-------- Listed records

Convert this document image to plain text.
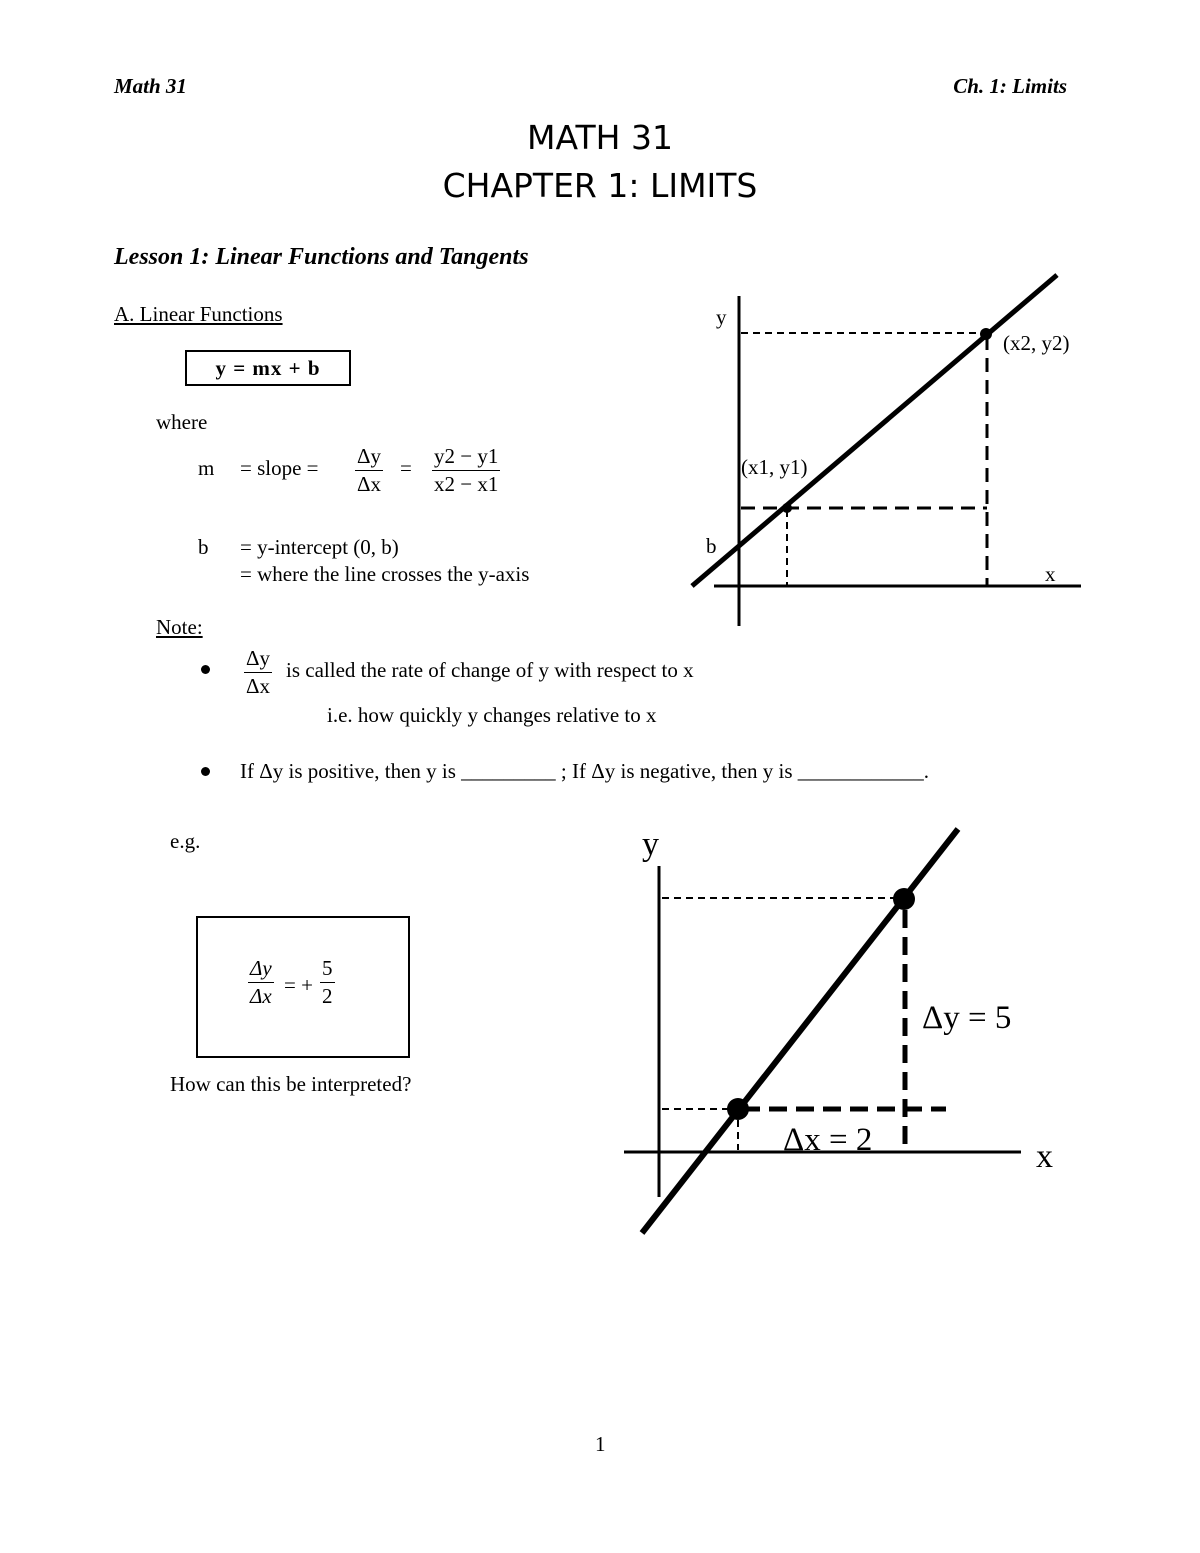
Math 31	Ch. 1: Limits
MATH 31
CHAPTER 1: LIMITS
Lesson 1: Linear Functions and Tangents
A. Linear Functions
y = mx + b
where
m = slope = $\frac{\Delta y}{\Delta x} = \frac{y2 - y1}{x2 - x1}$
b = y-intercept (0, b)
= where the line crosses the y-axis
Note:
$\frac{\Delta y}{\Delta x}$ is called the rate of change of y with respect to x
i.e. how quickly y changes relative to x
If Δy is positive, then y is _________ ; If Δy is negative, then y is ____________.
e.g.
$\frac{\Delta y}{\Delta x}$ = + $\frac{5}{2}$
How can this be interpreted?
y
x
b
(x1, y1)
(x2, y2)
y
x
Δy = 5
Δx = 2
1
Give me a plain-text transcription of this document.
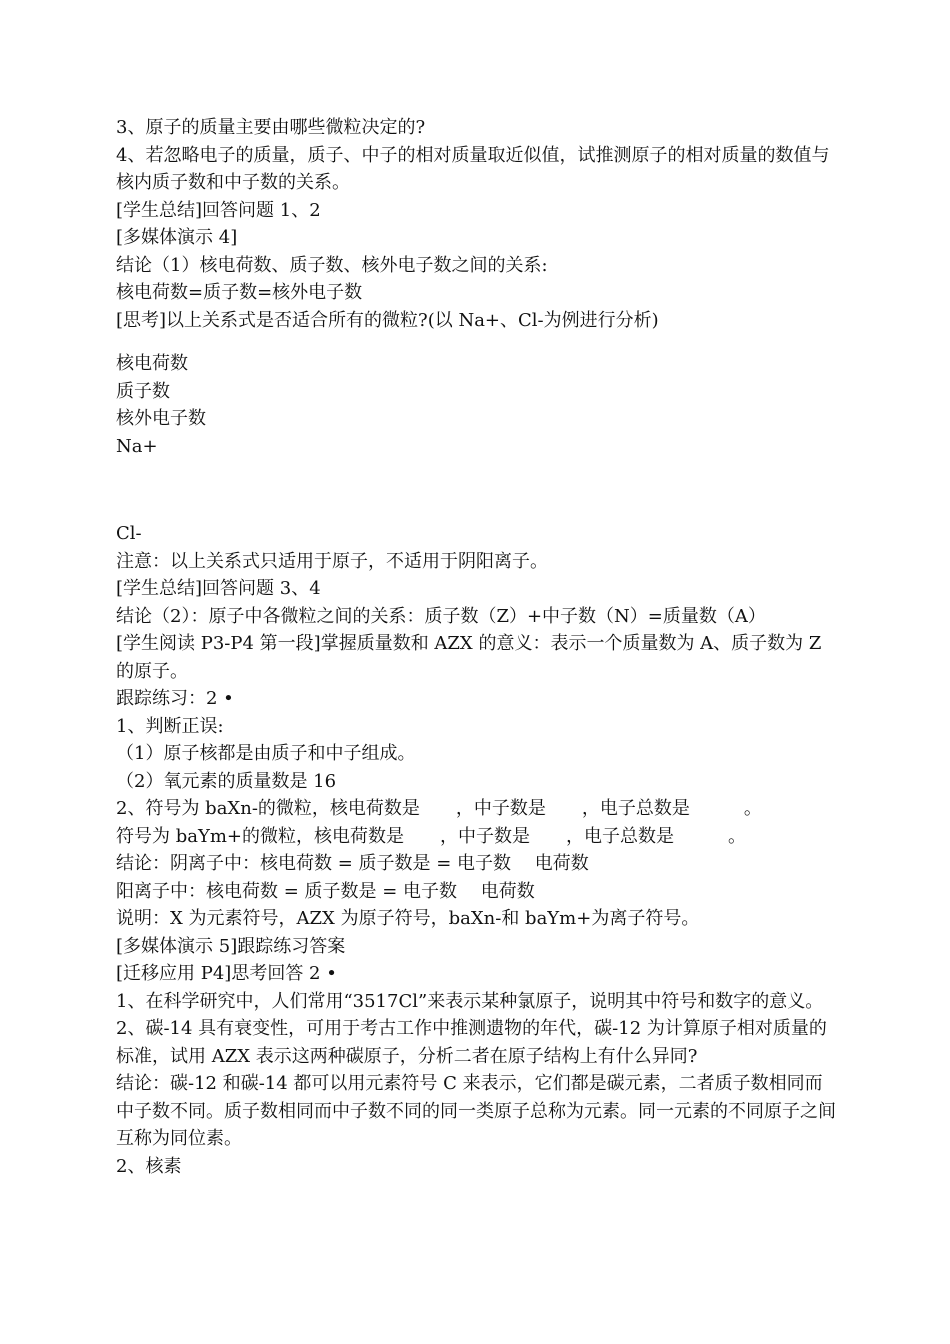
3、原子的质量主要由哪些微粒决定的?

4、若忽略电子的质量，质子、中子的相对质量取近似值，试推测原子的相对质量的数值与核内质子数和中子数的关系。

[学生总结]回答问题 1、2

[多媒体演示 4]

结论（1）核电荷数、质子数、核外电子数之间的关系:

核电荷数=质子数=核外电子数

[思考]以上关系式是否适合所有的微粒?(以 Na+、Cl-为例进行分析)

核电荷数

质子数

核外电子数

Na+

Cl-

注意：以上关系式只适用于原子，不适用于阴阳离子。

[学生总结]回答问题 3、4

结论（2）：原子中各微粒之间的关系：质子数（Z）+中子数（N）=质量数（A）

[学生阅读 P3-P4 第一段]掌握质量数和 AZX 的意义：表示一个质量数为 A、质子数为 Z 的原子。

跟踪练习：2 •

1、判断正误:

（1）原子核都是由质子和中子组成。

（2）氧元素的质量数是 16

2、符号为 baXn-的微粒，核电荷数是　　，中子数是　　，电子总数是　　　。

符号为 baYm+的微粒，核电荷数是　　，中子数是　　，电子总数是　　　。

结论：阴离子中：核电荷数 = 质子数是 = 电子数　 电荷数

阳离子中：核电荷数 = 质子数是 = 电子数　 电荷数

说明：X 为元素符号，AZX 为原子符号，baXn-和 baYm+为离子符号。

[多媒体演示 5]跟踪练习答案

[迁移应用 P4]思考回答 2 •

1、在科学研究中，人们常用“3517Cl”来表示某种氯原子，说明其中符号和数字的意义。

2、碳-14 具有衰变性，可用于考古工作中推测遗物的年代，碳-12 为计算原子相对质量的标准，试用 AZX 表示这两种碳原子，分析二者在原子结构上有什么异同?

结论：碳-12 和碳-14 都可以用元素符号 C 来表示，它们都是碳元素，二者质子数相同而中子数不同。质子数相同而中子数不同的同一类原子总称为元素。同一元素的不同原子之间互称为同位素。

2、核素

----------------

- Set problem:
Reproduce the listing word for word and omit its pictures.

- Response to the task:
Convert this document image to plain text.
Math 31	Ch. 1: Limits
MATH 31
CHAPTER 1: LIMITS
Lesson 1: Linear Functions and Tangents
A. Linear Functions
y = mx + b
where
m = slope = $\frac{\Delta y}{\Delta x} = \frac{y2 - y1}{x2 - x1}$
b = y-intercept (0, b)
= where the line crosses the y-axis
Note:
$\frac{\Delta y}{\Delta x}$ is called the rate of change of y with respect to x
i.e. how quickly y changes relative to x
If Δy is positive, then y is _________ ; If Δy is negative, then y is ____________.
e.g.
$\frac{\Delta y}{\Delta x}$ = + $\frac{5}{2}$
How can this be interpreted?
y
x
b
(x1, y1)
(x2, y2)
y
x
Δy = 5
Δx = 2
1
Give me a plain-text transcription of this document.
3、原子的质量主要由哪些微粒决定的?

4、若忽略电子的质量，质子、中子的相对质量取近似值，试推测原子的相对质量的数值与核内质子数和中子数的关系。

[学生总结]回答问题 1、2

[多媒体演示 4]

结论（1）核电荷数、质子数、核外电子数之间的关系:

核电荷数=质子数=核外电子数

[思考]以上关系式是否适合所有的微粒?(以 Na+、Cl-为例进行分析)

核电荷数

质子数

核外电子数

Na+

Cl-

注意：以上关系式只适用于原子，不适用于阴阳离子。

[学生总结]回答问题 3、4

结论（2）：原子中各微粒之间的关系：质子数（Z）+中子数（N）=质量数（A）

[学生阅读 P3-P4 第一段]掌握质量数和 AZX 的意义：表示一个质量数为 A、质子数为 Z 的原子。

跟踪练习：2 •

1、判断正误:

（1）原子核都是由质子和中子组成。

（2）氧元素的质量数是 16

2、符号为 baXn-的微粒，核电荷数是　　，中子数是　　，电子总数是　　　。

符号为 baYm+的微粒，核电荷数是　　，中子数是　　，电子总数是　　　。

结论：阴离子中：核电荷数 = 质子数是 = 电子数　 电荷数

阳离子中：核电荷数 = 质子数是 = 电子数　 电荷数

说明：X 为元素符号，AZX 为原子符号，baXn-和 baYm+为离子符号。

[多媒体演示 5]跟踪练习答案

[迁移应用 P4]思考回答 2 •

1、在科学研究中，人们常用“3517Cl”来表示某种氯原子，说明其中符号和数字的意义。

2、碳-14 具有衰变性，可用于考古工作中推测遗物的年代，碳-12 为计算原子相对质量的标准，试用 AZX 表示这两种碳原子，分析二者在原子结构上有什么异同?

结论：碳-12 和碳-14 都可以用元素符号 C 来表示，它们都是碳元素，二者质子数相同而中子数不同。质子数相同而中子数不同的同一类原子总称为元素。同一元素的不同原子之间互称为同位素。

2、核素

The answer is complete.